╔══
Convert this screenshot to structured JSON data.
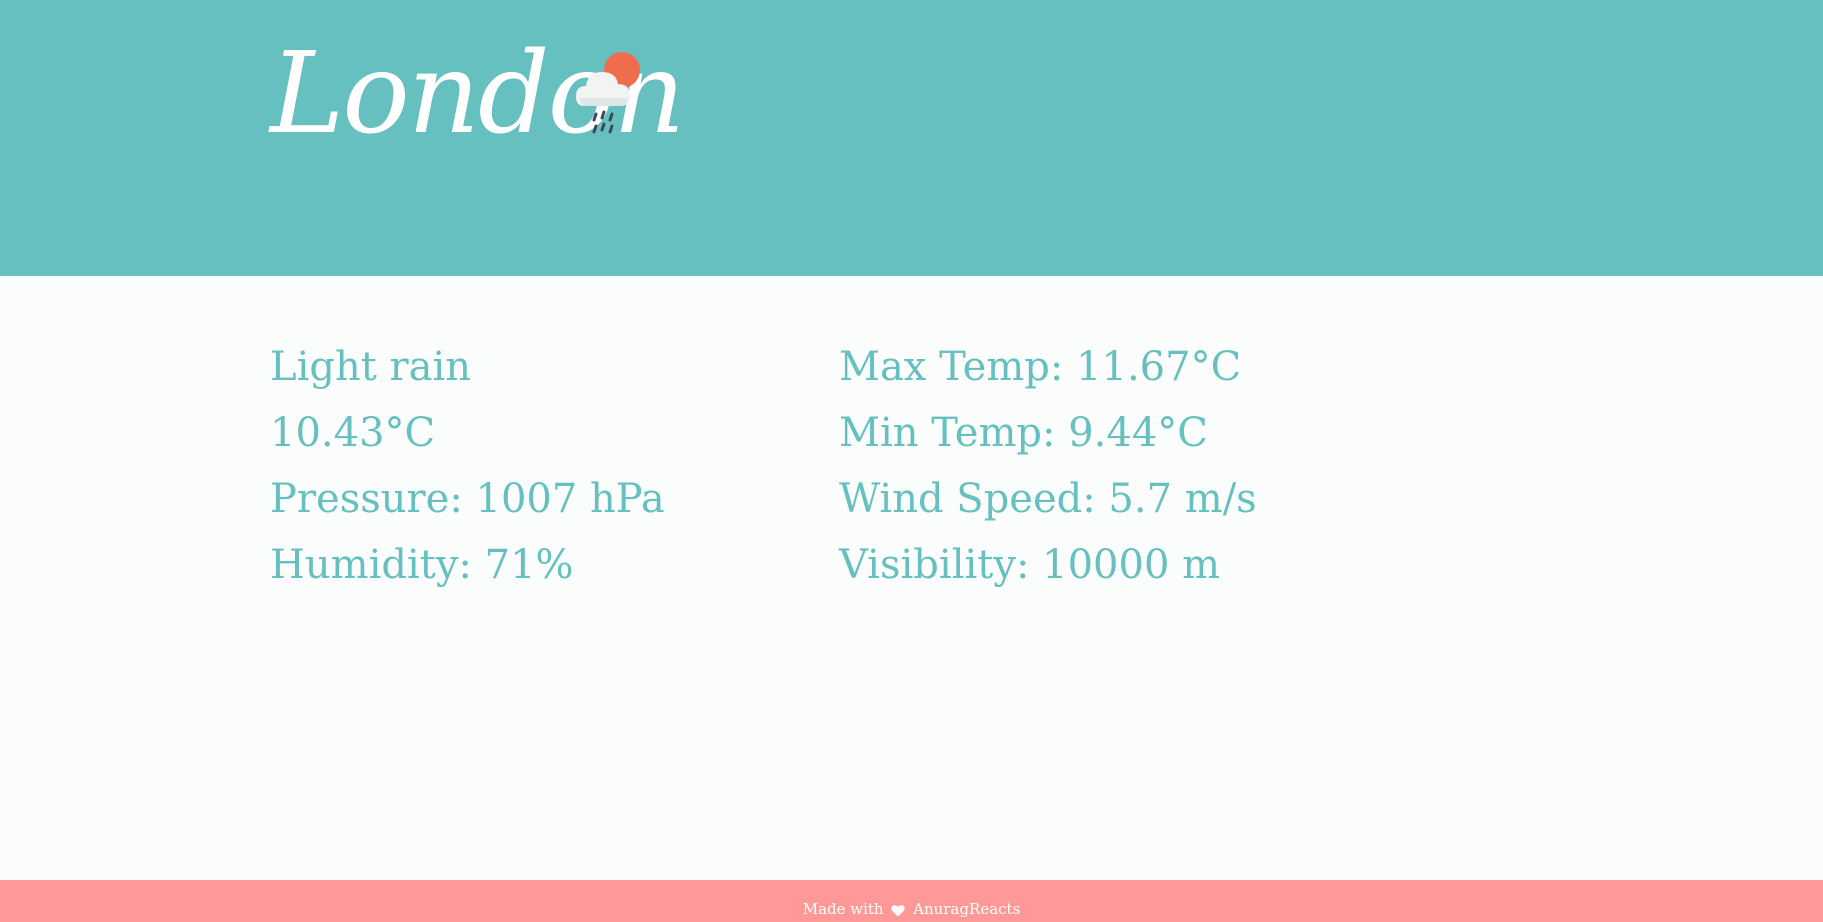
{
  "header": {
    "city": "London",
    "weather_icon": "cloud-rain-sun-icon"
  },
  "weather": {
    "description": "Light rain",
    "temperature": "10.43°C",
    "pressure": "Pressure: 1007 hPa",
    "humidity": "Humidity: 71%",
    "max_temp": "Max Temp: 11.67°C",
    "min_temp": "Min Temp: 9.44°C",
    "wind_speed": "Wind Speed: 5.7 m/s",
    "visibility": "Visibility: 10000 m"
  },
  "footer": {
    "prefix": "Made with",
    "icon": "heart-icon",
    "author": "AnuragReacts"
  },
  "colors": {
    "header_bg": "#67c0c0",
    "text_accent": "#67c0c0",
    "footer_bg": "#ff9998",
    "sun": "#ee6d4d"
  }
}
╚══
Every entry above is to be set down exactly; the pictures are to be left out.

● **Task result**:
Convert this screenshot to structured JSON data.
{
  "header": {
    "city": "London",
    "weather_icon": "cloud-rain-sun-icon"
  },
  "weather": {
    "description": "Light rain",
    "temperature": "10.43°C",
    "pressure": "Pressure: 1007 hPa",
    "humidity": "Humidity: 71%",
    "max_temp": "Max Temp: 11.67°C",
    "min_temp": "Min Temp: 9.44°C",
    "wind_speed": "Wind Speed: 5.7 m/s",
    "visibility": "Visibility: 10000 m"
  },
  "footer": {
    "prefix": "Made with",
    "icon": "heart-icon",
    "author": "AnuragReacts"
  },
  "colors": {
    "header_bg": "#67c0c0",
    "text_accent": "#67c0c0",
    "footer_bg": "#ff9998",
    "sun": "#ee6d4d"
  }
}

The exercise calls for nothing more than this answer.